- **WHAT YOU WILL DO**
• A. In the excerpt on lagging standbys, why could the lagging server face a huge delay to commit the next transaction?
• B. Copy out the stretch of the excerpt on lagging standbys from "When you lose" through "what was meant.".
• C. Continue the excerpt on lagging standbys from the point where it stops.

- **EXCERPT TO READ**
---*---

Point B seems particularly dangerous.

When you lose one of the systems and the lagging server becomes required
for quorum, then all of a sudden you could be facing a huge delay to
commit the next transaction (because it needs to catch up on a lot of
WAL replay). This can happen even without a network problem at all, and
seems very likely to result in the lagging system being considered
"down" due to a timeout. Not good, because the reason it is required for
quorum is because another standby just went down.

In other words, a lagging standby combined with a timeout mechanism is
essentially useless, because it will never catch up in time to be a part
of the quorum.

Thanks for explaining what was meant.

This issue is a serious problem with the apply to *all* servers that
Heikki has been describing as being a useful use case. We register a
standby, it goes down and we decide to wait for it. Then when it does
come back up it takes ages to catch up.

---*---

- **DATA BLOCK**
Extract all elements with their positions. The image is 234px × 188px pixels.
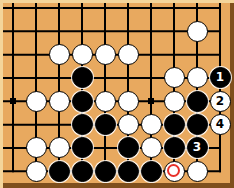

---*---

- **RESULTS IN ORDER**
• A. It needs to catch up on a lot of WAL replay.

• B.
When you lose one of the systems and the lagging server becomes required
for quorum, then all of a sudden you could be facing a huge delay to
commit the next transaction (because it needs to catch up on a lot of
WAL replay). This can happen even without a network problem at all, and
seems very likely to result in the lagging system being considered
"down" due to a timeout. Not good, because the reason it is required for
quorum is because another standby just went down.

In other words, a lagging standby combined with a timeout mechanism is
essentially useless, because it will never catch up in time to be a part
of the quorum.

Thanks for explaining what was meant.

• C.
This is really the nail in the coffin for the "All" servers use case,
and a significant blow to the requirement for standby registration.

If we use N+1 redundancy as I have explained, then this situation does
not occur until you have less than N standbys available. But then it's
no surprise that RAID-5 won't work with 4 drives either.

--
Simon Riggs www.2ndQuadrant.com
PostgreSQL Development, 24x7 Support, Training and Services

#7Robert Haas
robertmhaas@gmail.com
In reply to: Simon Riggs (#5)
Re: Issues with Quorum Commit

On Tue, Oct 5, 2010 at 5:10 PM, Simon Riggs <simon@2ndquadrant.com> wrote:

The points appear to be directed at "quorum commit", which is a name
I've used. But most of the points apply more to Fujii's patch than my
own. I can only presume that Josh wants to prevent us from adopting a
design that allows sync against multiple standbys.

This looks to me like a cheap shot that doesn't advance the
discussion. You are the first to complain when people don't take your
ideas as seriously as you feel they should.

A. Permanent Synchronization Failure
---------------------------------
Quorum commit, like other forms of more-than-one-standby synch rep,
offers the possibility that one or more standbys could end up
irretrievably desyncronized with the master.

1. Quorum is 3 servers (out of 5) with mode "apply"
2. Standbys 2 and 4 receive and apply transaction # 20001.
3. Due to a network issue, no other standby applies #20001.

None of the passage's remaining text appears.